**DATA RECORDS**.
□ □ □ □

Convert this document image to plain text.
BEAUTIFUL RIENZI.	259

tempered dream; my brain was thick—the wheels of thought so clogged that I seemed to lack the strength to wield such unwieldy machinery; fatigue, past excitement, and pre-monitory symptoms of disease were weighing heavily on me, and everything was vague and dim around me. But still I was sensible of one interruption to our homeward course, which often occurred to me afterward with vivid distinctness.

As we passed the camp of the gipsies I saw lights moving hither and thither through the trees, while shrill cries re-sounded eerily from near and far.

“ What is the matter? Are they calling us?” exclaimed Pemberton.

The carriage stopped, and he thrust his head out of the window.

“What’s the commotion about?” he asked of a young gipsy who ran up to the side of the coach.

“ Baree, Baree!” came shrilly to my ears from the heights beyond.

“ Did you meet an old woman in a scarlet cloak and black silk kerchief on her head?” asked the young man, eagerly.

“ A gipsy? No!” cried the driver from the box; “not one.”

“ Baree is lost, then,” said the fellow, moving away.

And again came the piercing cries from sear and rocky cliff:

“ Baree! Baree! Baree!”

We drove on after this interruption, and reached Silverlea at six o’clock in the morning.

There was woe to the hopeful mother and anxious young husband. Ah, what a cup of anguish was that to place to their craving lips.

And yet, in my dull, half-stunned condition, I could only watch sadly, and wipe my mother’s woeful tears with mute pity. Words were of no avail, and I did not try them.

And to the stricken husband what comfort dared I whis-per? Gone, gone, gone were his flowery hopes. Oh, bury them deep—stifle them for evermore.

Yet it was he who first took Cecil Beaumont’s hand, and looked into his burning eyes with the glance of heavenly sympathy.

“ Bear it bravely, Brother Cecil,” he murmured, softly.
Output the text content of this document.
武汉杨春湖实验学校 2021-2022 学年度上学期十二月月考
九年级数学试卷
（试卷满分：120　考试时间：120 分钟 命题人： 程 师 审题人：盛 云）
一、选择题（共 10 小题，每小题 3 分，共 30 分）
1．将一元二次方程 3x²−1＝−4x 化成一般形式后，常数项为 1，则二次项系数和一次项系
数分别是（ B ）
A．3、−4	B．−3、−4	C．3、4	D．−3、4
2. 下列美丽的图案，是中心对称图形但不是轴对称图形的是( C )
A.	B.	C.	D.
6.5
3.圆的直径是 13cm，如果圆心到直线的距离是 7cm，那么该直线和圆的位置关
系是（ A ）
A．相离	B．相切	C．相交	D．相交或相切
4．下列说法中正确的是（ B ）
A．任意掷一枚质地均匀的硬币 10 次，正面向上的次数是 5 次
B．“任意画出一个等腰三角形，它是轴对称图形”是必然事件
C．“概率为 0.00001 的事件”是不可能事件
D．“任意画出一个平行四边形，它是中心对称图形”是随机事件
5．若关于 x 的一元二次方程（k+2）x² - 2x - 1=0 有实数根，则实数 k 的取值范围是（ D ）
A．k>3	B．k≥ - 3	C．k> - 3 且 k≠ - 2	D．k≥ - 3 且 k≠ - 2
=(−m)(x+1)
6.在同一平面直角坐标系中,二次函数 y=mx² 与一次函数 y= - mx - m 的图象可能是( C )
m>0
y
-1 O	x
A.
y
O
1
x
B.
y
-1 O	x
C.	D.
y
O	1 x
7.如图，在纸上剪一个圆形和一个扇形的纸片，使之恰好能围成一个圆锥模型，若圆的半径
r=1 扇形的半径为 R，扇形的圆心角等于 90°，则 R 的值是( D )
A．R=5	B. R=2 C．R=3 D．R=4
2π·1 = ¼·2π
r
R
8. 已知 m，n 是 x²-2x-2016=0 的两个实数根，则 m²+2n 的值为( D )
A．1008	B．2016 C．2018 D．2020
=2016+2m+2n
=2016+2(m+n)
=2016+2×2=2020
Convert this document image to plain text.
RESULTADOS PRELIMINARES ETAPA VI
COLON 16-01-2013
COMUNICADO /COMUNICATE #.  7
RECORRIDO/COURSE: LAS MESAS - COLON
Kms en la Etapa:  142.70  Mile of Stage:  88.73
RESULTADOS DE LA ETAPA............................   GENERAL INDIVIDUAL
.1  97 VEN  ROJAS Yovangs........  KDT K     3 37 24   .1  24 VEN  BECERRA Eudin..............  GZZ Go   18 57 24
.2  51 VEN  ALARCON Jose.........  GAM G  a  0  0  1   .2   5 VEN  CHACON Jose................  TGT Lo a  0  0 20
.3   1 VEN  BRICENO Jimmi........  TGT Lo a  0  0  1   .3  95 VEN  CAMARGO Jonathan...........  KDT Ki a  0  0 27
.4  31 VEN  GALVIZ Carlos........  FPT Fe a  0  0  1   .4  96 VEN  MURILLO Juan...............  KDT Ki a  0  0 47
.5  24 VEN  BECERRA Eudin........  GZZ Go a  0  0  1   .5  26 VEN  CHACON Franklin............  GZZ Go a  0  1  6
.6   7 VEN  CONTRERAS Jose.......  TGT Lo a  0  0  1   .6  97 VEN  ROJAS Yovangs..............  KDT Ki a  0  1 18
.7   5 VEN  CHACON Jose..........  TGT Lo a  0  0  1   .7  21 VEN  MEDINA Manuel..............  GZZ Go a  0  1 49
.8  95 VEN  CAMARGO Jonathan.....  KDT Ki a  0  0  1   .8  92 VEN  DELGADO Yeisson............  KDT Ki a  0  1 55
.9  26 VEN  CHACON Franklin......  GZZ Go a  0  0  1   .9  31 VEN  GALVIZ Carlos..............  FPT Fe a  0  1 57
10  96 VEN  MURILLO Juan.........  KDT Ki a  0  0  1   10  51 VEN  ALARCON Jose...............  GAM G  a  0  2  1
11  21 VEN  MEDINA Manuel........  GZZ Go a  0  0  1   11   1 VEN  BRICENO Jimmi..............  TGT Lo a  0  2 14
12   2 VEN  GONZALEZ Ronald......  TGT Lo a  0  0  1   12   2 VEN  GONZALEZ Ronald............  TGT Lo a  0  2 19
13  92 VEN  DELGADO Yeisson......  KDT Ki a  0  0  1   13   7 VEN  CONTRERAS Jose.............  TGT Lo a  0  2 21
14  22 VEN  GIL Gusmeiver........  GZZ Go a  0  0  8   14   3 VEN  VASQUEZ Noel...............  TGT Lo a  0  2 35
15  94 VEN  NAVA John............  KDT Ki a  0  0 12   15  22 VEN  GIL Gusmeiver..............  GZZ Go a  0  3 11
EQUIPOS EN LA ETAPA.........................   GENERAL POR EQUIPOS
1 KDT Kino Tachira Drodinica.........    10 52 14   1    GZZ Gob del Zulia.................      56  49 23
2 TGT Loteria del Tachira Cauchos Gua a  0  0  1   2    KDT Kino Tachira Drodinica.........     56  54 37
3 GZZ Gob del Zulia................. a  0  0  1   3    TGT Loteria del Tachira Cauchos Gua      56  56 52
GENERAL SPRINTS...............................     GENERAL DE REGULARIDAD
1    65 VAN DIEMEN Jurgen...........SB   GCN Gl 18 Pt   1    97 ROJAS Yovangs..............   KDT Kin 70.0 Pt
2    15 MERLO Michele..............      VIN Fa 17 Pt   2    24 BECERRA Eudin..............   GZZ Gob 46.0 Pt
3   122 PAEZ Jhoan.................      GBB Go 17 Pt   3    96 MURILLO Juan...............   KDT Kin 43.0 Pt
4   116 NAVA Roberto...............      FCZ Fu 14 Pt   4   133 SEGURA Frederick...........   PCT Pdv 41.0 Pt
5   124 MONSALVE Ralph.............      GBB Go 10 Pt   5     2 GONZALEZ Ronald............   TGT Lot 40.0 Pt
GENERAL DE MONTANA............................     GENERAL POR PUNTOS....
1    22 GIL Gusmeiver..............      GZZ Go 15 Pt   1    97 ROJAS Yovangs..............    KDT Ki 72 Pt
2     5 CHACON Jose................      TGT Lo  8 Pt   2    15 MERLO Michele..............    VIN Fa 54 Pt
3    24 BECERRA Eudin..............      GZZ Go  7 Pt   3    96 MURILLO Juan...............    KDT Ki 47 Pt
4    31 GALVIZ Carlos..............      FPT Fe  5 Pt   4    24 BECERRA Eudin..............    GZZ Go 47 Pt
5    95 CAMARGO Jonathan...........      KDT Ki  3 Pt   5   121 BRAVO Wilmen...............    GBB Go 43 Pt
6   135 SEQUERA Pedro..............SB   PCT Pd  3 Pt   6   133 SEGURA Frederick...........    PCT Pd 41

□ □ □ □

Where a line contains the string "Juan", extract that line.

.4  31 VEN  GALVIZ Carlos........  FPT Fe a  0  0  1   .4  96 VEN  MURILLO Juan...............  KDT Ki a  0  0 47
10  96 VEN  MURILLO Juan.........  KDT Ki a  0  0  1   10  51 VEN  ALARCON Jose...............  GAM G  a  0  2  1
3   122 PAEZ Jhoan.................      GBB Go 17 Pt   3    96 MURILLO Juan...............   KDT Kin 43.0 Pt
3    24 BECERRA Eudin..............      GZZ Go  7 Pt   3    96 MURILLO Juan...............    KDT Ki 47 Pt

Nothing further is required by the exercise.